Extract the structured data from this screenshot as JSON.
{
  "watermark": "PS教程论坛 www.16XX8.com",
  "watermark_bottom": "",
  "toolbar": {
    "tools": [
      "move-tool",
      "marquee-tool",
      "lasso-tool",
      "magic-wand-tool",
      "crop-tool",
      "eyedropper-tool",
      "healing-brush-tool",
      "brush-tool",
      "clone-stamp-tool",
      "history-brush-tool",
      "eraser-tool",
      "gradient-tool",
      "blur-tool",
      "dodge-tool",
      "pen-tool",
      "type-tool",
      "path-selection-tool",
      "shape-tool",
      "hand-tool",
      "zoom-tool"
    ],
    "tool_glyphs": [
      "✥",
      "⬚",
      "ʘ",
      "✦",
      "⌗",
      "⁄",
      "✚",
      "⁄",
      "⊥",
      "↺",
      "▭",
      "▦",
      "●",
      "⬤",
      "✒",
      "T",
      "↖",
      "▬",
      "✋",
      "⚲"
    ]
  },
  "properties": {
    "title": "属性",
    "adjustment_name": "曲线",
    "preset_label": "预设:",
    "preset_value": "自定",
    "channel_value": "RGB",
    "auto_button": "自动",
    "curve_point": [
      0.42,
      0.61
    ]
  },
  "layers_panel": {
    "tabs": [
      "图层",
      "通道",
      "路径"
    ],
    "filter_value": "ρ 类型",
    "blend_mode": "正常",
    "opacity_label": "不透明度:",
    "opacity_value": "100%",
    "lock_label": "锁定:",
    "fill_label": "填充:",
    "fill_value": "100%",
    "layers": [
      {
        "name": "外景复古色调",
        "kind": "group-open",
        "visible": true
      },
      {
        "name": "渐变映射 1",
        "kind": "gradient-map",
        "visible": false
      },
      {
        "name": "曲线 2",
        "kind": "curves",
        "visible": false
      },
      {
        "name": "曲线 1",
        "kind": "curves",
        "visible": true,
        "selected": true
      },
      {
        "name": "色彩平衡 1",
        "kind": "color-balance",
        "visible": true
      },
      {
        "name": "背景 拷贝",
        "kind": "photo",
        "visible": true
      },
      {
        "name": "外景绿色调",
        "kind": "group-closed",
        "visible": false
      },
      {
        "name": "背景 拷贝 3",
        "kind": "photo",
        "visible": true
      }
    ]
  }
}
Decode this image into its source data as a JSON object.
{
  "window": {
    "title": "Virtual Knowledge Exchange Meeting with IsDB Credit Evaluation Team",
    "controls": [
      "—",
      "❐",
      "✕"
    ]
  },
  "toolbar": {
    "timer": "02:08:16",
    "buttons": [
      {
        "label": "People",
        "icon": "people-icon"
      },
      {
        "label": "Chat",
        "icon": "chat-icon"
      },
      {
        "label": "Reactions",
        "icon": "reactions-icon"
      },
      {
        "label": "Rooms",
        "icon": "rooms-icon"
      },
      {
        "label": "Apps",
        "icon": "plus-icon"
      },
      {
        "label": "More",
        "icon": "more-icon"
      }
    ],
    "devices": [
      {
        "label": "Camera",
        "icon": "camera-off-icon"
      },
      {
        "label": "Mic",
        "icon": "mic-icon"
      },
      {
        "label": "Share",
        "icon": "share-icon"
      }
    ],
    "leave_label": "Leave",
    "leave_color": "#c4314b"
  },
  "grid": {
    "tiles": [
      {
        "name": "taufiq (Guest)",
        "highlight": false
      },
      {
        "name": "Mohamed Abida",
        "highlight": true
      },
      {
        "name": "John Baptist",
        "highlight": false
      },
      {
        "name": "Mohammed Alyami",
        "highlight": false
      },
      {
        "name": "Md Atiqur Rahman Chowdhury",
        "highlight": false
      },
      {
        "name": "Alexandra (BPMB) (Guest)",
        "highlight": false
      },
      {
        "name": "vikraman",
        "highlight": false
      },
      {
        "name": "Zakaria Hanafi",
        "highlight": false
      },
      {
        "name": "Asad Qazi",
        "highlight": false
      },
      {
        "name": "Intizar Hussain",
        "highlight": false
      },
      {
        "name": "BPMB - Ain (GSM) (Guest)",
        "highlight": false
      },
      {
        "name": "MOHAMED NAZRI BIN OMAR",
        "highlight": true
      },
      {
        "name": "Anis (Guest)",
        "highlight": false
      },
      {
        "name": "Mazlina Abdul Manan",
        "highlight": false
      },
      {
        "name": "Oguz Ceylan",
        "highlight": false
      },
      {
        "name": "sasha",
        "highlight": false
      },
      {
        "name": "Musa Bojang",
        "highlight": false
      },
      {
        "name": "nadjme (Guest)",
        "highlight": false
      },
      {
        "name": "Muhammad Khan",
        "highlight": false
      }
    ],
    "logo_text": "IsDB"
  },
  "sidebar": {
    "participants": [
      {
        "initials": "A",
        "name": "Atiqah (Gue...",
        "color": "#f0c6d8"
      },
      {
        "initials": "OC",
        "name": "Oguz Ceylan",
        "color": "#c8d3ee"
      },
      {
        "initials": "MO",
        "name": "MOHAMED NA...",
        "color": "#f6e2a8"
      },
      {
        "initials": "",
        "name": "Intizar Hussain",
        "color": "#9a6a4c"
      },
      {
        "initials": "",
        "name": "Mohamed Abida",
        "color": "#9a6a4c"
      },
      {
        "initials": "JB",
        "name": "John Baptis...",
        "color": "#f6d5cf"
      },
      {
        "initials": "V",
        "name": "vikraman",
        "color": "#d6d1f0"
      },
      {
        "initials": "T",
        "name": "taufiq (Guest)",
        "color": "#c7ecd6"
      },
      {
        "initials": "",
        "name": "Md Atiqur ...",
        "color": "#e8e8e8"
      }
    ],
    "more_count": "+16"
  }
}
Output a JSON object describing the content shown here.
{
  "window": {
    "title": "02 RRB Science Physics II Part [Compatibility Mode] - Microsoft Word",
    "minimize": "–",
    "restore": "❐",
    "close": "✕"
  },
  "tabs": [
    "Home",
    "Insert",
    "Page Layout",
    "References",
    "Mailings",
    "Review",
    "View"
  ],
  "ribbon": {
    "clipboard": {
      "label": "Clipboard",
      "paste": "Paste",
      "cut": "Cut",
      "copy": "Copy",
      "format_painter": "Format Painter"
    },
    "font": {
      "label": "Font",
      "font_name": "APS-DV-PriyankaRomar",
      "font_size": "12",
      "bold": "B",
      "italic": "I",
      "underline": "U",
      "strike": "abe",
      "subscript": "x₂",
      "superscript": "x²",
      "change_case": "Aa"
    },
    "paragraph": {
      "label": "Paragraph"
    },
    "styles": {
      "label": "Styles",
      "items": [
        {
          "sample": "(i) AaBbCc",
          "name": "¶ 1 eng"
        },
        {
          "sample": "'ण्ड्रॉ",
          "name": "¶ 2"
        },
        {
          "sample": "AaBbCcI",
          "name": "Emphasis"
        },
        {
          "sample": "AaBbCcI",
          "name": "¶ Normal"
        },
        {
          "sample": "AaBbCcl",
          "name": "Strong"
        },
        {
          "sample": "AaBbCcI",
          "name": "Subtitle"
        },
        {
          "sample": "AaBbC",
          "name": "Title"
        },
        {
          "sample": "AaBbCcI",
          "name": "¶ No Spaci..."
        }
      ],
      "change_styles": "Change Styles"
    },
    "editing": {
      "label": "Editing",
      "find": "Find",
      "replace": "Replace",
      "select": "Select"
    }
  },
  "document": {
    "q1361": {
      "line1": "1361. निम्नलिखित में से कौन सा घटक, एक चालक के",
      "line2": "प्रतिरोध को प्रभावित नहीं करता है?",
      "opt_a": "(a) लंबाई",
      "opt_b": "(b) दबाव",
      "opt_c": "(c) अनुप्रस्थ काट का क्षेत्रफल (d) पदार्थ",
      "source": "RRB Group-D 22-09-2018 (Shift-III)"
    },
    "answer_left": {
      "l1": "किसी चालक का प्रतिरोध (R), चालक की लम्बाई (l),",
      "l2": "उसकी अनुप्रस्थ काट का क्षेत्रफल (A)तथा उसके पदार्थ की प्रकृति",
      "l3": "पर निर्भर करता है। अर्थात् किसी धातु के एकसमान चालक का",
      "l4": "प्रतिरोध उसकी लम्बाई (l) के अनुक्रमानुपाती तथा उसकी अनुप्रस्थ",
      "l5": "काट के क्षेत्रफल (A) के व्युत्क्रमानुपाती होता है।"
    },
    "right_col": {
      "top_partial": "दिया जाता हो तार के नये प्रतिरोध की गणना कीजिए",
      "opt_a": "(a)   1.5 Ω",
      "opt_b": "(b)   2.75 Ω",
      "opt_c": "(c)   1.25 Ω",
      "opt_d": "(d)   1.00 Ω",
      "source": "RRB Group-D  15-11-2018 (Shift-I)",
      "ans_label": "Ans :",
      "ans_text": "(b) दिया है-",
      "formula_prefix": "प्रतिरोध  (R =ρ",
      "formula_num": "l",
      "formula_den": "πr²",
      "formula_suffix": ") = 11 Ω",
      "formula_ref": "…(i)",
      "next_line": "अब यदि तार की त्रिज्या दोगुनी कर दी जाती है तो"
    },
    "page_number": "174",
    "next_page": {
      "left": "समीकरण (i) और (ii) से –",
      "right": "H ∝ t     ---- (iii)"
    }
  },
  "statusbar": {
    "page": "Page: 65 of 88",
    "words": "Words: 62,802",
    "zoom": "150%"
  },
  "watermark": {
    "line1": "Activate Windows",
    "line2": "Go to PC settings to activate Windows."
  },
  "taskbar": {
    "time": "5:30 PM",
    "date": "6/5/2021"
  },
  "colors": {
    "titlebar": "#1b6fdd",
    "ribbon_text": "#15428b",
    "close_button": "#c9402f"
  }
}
◇ ◇ ◇ ◇ ◇ ◇ ◇
Instructions for the task
Gather all the lines that include the word "Guest" and copy them out.

Final answer
        "name": "taufiq (Guest)",
        "name": "Alexandra (BPMB) (Guest)",
        "name": "BPMB - Ain (GSM) (Guest)",
        "name": "Anis (Guest)",
        "name": "nadjme (Guest)",
        "name": "taufiq (Guest)",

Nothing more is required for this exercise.